____ THE INPUT
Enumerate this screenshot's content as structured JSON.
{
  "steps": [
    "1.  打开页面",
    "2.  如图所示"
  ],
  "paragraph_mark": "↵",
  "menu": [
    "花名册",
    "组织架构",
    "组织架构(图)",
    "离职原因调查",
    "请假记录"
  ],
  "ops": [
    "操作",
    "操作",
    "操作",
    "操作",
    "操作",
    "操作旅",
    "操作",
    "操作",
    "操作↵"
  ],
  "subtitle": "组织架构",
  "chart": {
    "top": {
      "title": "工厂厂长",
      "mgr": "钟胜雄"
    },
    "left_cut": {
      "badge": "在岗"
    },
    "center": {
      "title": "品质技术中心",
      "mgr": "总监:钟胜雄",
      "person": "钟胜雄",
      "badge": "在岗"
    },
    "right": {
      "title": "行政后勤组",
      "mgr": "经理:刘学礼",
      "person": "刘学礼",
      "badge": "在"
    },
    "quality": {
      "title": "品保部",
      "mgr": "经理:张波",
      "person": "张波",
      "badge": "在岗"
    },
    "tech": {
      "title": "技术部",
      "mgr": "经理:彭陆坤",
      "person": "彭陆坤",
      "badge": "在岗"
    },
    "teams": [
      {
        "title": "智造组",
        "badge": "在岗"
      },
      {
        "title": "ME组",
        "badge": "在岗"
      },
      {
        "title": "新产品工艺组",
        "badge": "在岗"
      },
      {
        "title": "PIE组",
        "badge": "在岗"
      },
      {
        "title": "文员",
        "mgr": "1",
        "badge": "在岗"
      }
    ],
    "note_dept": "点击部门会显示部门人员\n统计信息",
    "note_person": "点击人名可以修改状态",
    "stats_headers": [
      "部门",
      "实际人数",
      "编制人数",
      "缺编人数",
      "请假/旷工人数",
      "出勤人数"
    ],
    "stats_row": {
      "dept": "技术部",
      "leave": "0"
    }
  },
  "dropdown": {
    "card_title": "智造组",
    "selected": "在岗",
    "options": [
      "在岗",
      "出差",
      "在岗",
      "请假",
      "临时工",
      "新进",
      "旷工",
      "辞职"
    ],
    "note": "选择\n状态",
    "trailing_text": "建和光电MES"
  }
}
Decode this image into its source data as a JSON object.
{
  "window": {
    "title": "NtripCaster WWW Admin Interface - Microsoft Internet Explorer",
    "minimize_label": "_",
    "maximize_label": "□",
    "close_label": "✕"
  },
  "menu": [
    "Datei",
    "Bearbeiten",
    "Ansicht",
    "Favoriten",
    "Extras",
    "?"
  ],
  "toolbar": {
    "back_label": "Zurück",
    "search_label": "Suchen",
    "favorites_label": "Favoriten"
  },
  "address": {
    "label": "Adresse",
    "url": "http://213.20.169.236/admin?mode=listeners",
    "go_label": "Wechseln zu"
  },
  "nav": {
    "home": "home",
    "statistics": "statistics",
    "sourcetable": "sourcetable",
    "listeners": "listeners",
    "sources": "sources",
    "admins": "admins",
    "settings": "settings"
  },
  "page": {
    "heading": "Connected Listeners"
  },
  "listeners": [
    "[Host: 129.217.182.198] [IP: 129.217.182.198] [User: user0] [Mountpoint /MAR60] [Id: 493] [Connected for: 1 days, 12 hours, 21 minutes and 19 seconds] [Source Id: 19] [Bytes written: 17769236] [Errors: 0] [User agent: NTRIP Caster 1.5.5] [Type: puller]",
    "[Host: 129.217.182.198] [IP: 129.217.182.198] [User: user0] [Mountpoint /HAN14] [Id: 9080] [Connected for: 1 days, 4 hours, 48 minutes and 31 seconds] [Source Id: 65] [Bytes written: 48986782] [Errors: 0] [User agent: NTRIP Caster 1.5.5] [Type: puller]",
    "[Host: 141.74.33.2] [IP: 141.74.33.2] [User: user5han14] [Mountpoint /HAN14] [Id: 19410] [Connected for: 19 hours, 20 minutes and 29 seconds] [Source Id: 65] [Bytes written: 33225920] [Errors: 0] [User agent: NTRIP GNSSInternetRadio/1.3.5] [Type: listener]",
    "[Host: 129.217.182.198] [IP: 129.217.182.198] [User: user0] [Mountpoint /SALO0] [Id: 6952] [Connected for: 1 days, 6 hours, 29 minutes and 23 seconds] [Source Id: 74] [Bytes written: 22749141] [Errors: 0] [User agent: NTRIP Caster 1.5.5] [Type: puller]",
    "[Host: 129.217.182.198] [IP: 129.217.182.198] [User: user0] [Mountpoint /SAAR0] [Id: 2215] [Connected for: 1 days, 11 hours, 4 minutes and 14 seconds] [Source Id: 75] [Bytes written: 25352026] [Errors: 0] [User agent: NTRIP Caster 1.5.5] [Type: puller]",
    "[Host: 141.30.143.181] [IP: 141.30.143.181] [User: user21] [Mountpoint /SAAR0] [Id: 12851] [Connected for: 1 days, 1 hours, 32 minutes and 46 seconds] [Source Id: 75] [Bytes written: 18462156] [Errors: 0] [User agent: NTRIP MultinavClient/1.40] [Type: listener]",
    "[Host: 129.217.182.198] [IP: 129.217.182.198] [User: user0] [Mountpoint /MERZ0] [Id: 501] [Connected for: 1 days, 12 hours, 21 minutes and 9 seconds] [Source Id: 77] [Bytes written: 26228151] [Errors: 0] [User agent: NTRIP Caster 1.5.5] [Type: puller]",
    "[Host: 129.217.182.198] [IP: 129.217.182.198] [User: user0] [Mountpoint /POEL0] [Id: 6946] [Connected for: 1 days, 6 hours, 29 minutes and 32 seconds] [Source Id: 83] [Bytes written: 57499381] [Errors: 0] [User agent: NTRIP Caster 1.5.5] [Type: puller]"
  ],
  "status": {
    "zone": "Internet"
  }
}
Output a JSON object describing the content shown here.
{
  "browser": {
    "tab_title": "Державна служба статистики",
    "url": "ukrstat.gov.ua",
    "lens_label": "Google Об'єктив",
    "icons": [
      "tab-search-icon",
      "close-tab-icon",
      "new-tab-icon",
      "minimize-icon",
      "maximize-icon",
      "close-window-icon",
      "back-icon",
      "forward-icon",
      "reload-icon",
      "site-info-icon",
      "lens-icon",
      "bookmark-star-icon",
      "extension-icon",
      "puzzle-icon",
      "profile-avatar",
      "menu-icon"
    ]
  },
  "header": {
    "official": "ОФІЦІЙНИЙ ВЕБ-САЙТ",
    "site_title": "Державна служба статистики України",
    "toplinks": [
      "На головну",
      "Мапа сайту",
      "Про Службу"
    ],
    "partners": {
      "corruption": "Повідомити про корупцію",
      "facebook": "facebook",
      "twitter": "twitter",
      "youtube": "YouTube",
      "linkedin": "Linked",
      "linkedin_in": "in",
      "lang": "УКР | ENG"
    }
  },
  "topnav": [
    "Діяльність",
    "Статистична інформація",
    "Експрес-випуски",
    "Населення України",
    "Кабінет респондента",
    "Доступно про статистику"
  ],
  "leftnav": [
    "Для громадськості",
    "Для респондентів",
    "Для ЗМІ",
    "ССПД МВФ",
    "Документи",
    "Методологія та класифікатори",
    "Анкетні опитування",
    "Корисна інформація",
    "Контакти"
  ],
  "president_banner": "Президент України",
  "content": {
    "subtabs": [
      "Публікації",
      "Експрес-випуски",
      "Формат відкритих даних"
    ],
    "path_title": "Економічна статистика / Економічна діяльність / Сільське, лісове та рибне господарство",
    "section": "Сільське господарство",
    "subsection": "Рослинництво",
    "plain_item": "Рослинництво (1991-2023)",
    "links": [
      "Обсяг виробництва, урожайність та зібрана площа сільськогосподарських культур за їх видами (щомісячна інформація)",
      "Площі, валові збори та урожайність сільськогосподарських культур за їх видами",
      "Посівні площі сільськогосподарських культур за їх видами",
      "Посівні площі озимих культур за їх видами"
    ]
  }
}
________
Among the records above, find each line holding the string "Favoriten" and pull it out.

    "Favoriten",
    "favorites_label": "Favoriten"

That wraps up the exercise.